• **Work instructions**
Which lines in the data below contain the string "fields"? Copy each of them, matching case exactly.

• **Visual layout data**
★ ★ ★ ★

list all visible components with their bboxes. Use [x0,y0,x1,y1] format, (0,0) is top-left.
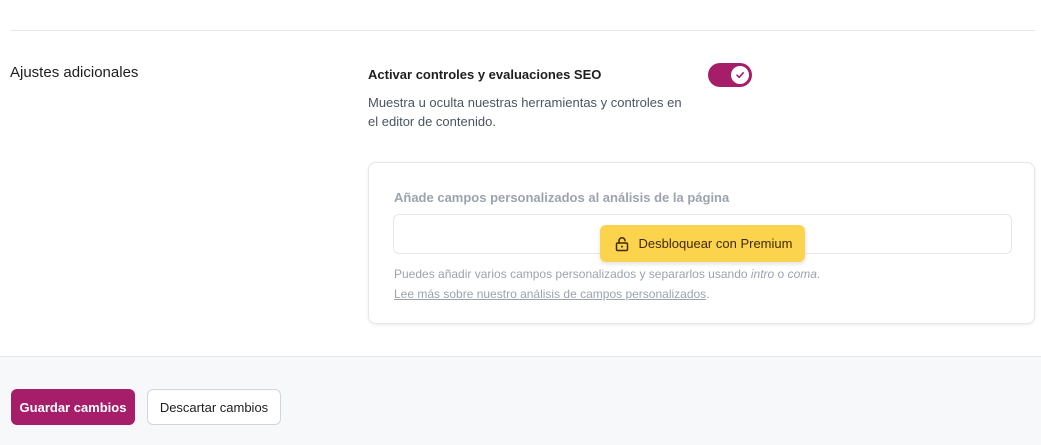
top-divider [10,30,1035,31]
help-suffix: . [816,267,821,281]
save-button[interactable]: Guardar cambios [11,389,135,425]
seo-setting: Activar controles y evaluaciones SEO Mue… [368,67,688,131]
link-suffix: . [706,287,710,301]
custom-fields-learn-more-link[interactable]: Lee más sobre nuestro análisis de campos… [394,287,706,301]
unlock-premium-button[interactable]: Desbloquear con Premium [600,225,805,262]
toggle-knob [731,66,749,84]
seo-toggle[interactable] [708,63,752,87]
help-prefix: Puedes añadir varios campos personalizad… [394,267,751,281]
seo-setting-description: Muestra u oculta nuestras herramientas y… [368,95,682,129]
premium-card: Añade campos personalizados al análisis … [368,162,1035,324]
help-middle: o [774,267,788,281]
seo-setting-label: Activar controles y evaluaciones SEO [368,67,602,82]
check-icon [736,72,744,79]
help-key-intro: intro [750,267,775,281]
unlock-premium-label: Desbloquear con Premium [638,236,793,251]
custom-fields-label: Añade campos personalizados al análisis … [394,190,730,205]
discard-button[interactable]: Descartar cambios [147,389,281,425]
help-key-coma: coma [787,267,817,281]
section-title: Ajustes adicionales [10,64,139,81]
unlock-icon [615,236,628,251]
custom-fields-help: Puedes añadir varios campos personalizad… [394,264,1014,304]
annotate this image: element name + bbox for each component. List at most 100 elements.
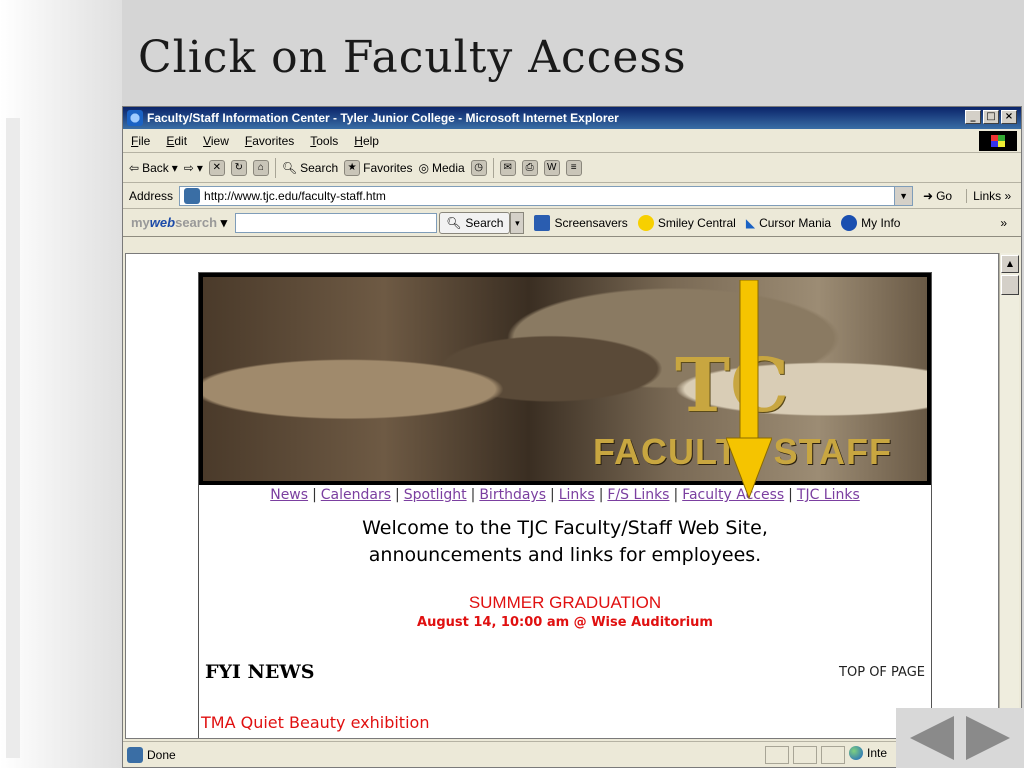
discuss-icon[interactable]: ≡ (565, 159, 582, 176)
window-title: Faculty/Staff Information Center - Tyler… (147, 111, 619, 125)
go-arrow-icon: ➜ (923, 188, 934, 203)
history-icon[interactable]: ◷ (470, 159, 487, 176)
mywebsearch-search-button[interactable]: 🔍︎ Search (439, 211, 511, 234)
scroll-up-icon[interactable]: ▲ (1001, 255, 1019, 273)
mail-icon[interactable]: ✉ (499, 159, 516, 176)
home-icon[interactable]: ⌂ (252, 159, 269, 176)
mywebsearch-input[interactable] (235, 212, 438, 233)
chevron-right-icon[interactable]: » (1000, 216, 1007, 230)
previous-slide-icon[interactable] (910, 716, 954, 760)
monitor-icon (534, 214, 551, 231)
standard-toolbar: ⇦ Back ▾ ⇨ ▾ ✕ ↻ ⌂ 🔍︎ Search ★ Favorites… (123, 153, 1021, 183)
my-info-link[interactable]: My Info (841, 214, 901, 231)
nav-links[interactable]: Links (559, 487, 595, 503)
status-cell (765, 746, 789, 764)
screensavers-label: Screensavers (554, 215, 628, 230)
security-zone: Inte (849, 746, 887, 760)
screensavers-link[interactable]: Screensavers (534, 214, 628, 231)
status-cell (821, 746, 845, 764)
ie-icon (127, 110, 143, 126)
mywebsearch-dropdown-icon[interactable]: ▾ (510, 211, 525, 234)
vertical-scrollbar[interactable]: ▲ (999, 253, 1019, 739)
search-label: Search (300, 160, 339, 175)
faculty-staff-banner: TC FACULTY STAFF (199, 273, 931, 485)
nav-tjc-links[interactable]: TJC Links (797, 487, 860, 503)
forward-arrow-icon: ⇨ (183, 160, 194, 175)
toolbar-separator (274, 157, 276, 178)
windows-logo-icon (979, 131, 1017, 151)
menu-edit[interactable]: Edit (158, 134, 195, 148)
page-content: TC FACULTY STAFF News | Calendars | Spotligh… (125, 253, 999, 739)
top-of-page-link[interactable]: TOP OF PAGE (839, 665, 925, 680)
my-info-label: My Info (861, 215, 901, 230)
minimize-button[interactable]: _ (965, 110, 981, 124)
slide-navigation (896, 708, 1024, 768)
smiley-central-link[interactable]: Smiley Central (637, 214, 736, 231)
links-button[interactable]: Links » (966, 188, 1011, 203)
nav-calendars[interactable]: Calendars (321, 487, 391, 503)
address-bar: Address http://www.tjc.edu/faculty-staff… (123, 183, 1021, 209)
tjc-page: TC FACULTY STAFF News | Calendars | Spotligh… (198, 272, 932, 738)
nav-spotlight[interactable]: Spotlight (404, 487, 467, 503)
slide-title: Click on Faculty Access (138, 32, 687, 83)
cursor-mania-link[interactable]: ◣ Cursor Mania (746, 216, 831, 230)
banner-photo: TC FACULTY STAFF (203, 277, 927, 481)
menu-tools[interactable]: Tools (302, 134, 346, 148)
browser-window: Faculty/Staff Information Center - Tyler… (122, 106, 1022, 768)
cursor-icon: ◣ (745, 215, 756, 230)
go-button[interactable]: ➜ Go (923, 189, 952, 203)
search-icon: 🔍︎ (446, 215, 462, 230)
back-dropdown-icon[interactable]: ▾ (172, 161, 178, 175)
media-button[interactable]: ◎ Media (419, 161, 465, 175)
search-button[interactable]: 🔍︎ Search (282, 161, 338, 175)
zone-label: Inte (867, 746, 888, 760)
menu-bar: File Edit View Favorites Tools Help (123, 129, 1021, 153)
mywebsearch-logo[interactable]: mywebsearch ▾ (131, 215, 227, 231)
next-slide-icon[interactable] (966, 716, 1010, 760)
nav-news[interactable]: News (270, 487, 308, 503)
welcome-message: Welcome to the TJC Faculty/Staff Web Sit… (199, 515, 931, 569)
back-arrow-icon: ⇦ (129, 160, 140, 175)
window-title-bar[interactable]: Faculty/Staff Information Center - Tyler… (123, 107, 1021, 129)
nav-birthdays[interactable]: Birthdays (479, 487, 546, 503)
mywebsearch-search-label: Search (465, 215, 504, 230)
search-magnifier-icon: 🔍︎ (281, 160, 298, 175)
scroll-thumb[interactable] (1001, 275, 1019, 295)
favorites-button[interactable]: ★ Favorites (344, 159, 413, 176)
slide-decorative-squares (6, 118, 34, 758)
annotation-arrow-icon (726, 280, 772, 500)
nav-fs-links[interactable]: F/S Links (607, 487, 669, 503)
edit-icon[interactable]: W (543, 159, 560, 176)
close-button[interactable]: × (1001, 110, 1017, 124)
forward-button[interactable]: ⇨ ▾ (184, 161, 203, 175)
menu-help[interactable]: Help (346, 134, 387, 148)
menu-file[interactable]: File (123, 134, 158, 148)
status-cell (793, 746, 817, 764)
page-done-icon (127, 746, 143, 763)
stop-icon[interactable]: ✕ (208, 159, 225, 176)
address-url: http://www.tjc.edu/faculty-staff.htm (204, 188, 386, 203)
forward-dropdown-icon[interactable]: ▾ (197, 161, 203, 175)
print-icon[interactable]: ⎙ (521, 159, 538, 176)
graduation-date: August 14, 10:00 am @ Wise Auditorium (417, 615, 713, 630)
fyi-news-heading: FYI NEWS (205, 661, 315, 683)
page-icon (184, 187, 201, 204)
maximize-button[interactable]: □ (983, 110, 999, 124)
globe-icon (849, 746, 863, 760)
media-label: Media (431, 160, 465, 175)
smiley-central-label: Smiley Central (657, 215, 736, 230)
address-dropdown-icon[interactable]: ▼ (894, 186, 913, 205)
info-icon (841, 214, 858, 231)
address-label: Address (129, 188, 174, 203)
refresh-icon[interactable]: ↻ (230, 159, 247, 176)
go-label: Go (936, 188, 953, 203)
logo-dropdown-icon[interactable]: ▾ (221, 215, 228, 230)
menu-favorites[interactable]: Favorites (237, 134, 302, 148)
cursor-mania-label: Cursor Mania (759, 215, 832, 230)
back-button[interactable]: ⇦ Back ▾ (129, 161, 178, 175)
address-input[interactable]: http://www.tjc.edu/faculty-staff.htm ▼ (179, 185, 914, 206)
back-label: Back (142, 160, 169, 175)
logo-web: web (149, 214, 176, 230)
menu-view[interactable]: View (195, 134, 237, 148)
news-item-link[interactable]: TMA Quiet Beauty exhibition (201, 713, 429, 732)
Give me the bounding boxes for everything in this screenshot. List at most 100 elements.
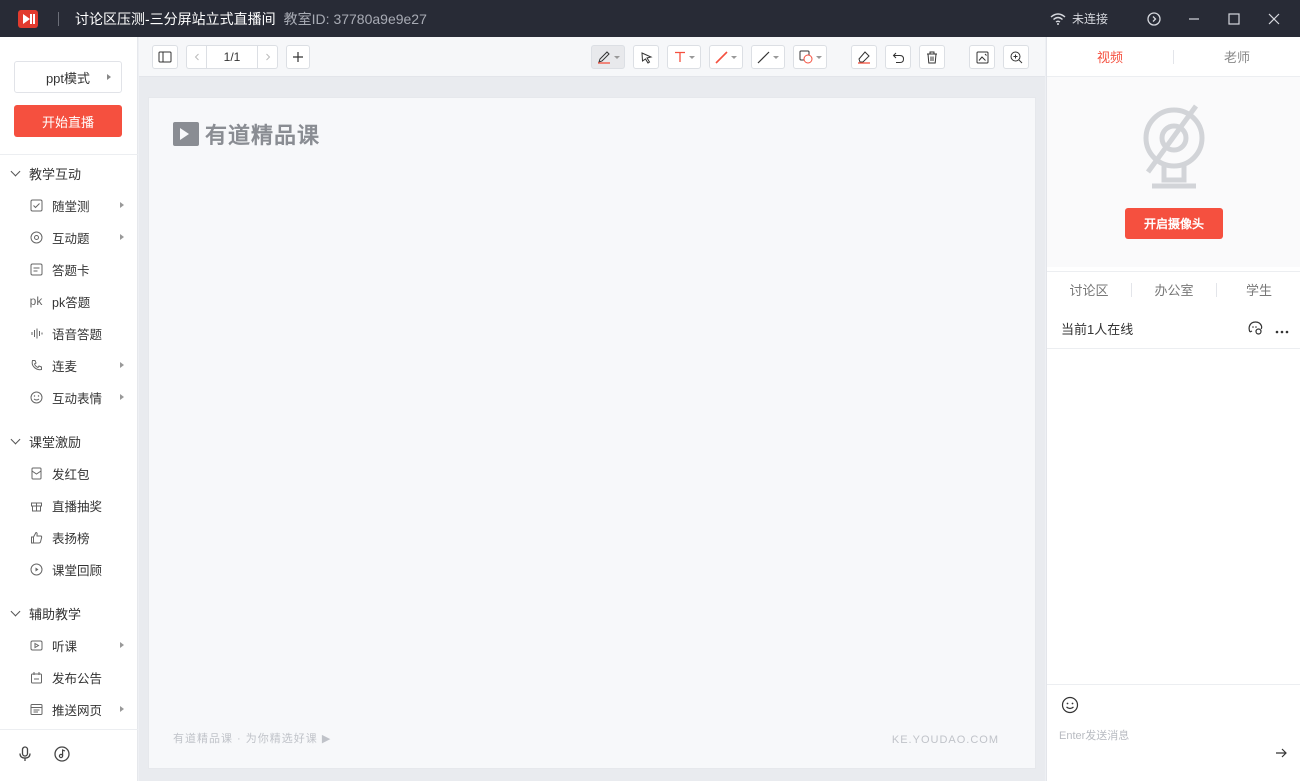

★ ★ ★ ★

• **Solved exercise**
custom-fields-learn-more-link[interactable]: Lee más sobre nuestro análisis de campos… [394,287,706,301]
custom-fields-label: Añade campos personalizados al análisis … [394,190,730,205]
custom-fields-help: Puedes añadir varios campos personalizad… [394,264,1014,304]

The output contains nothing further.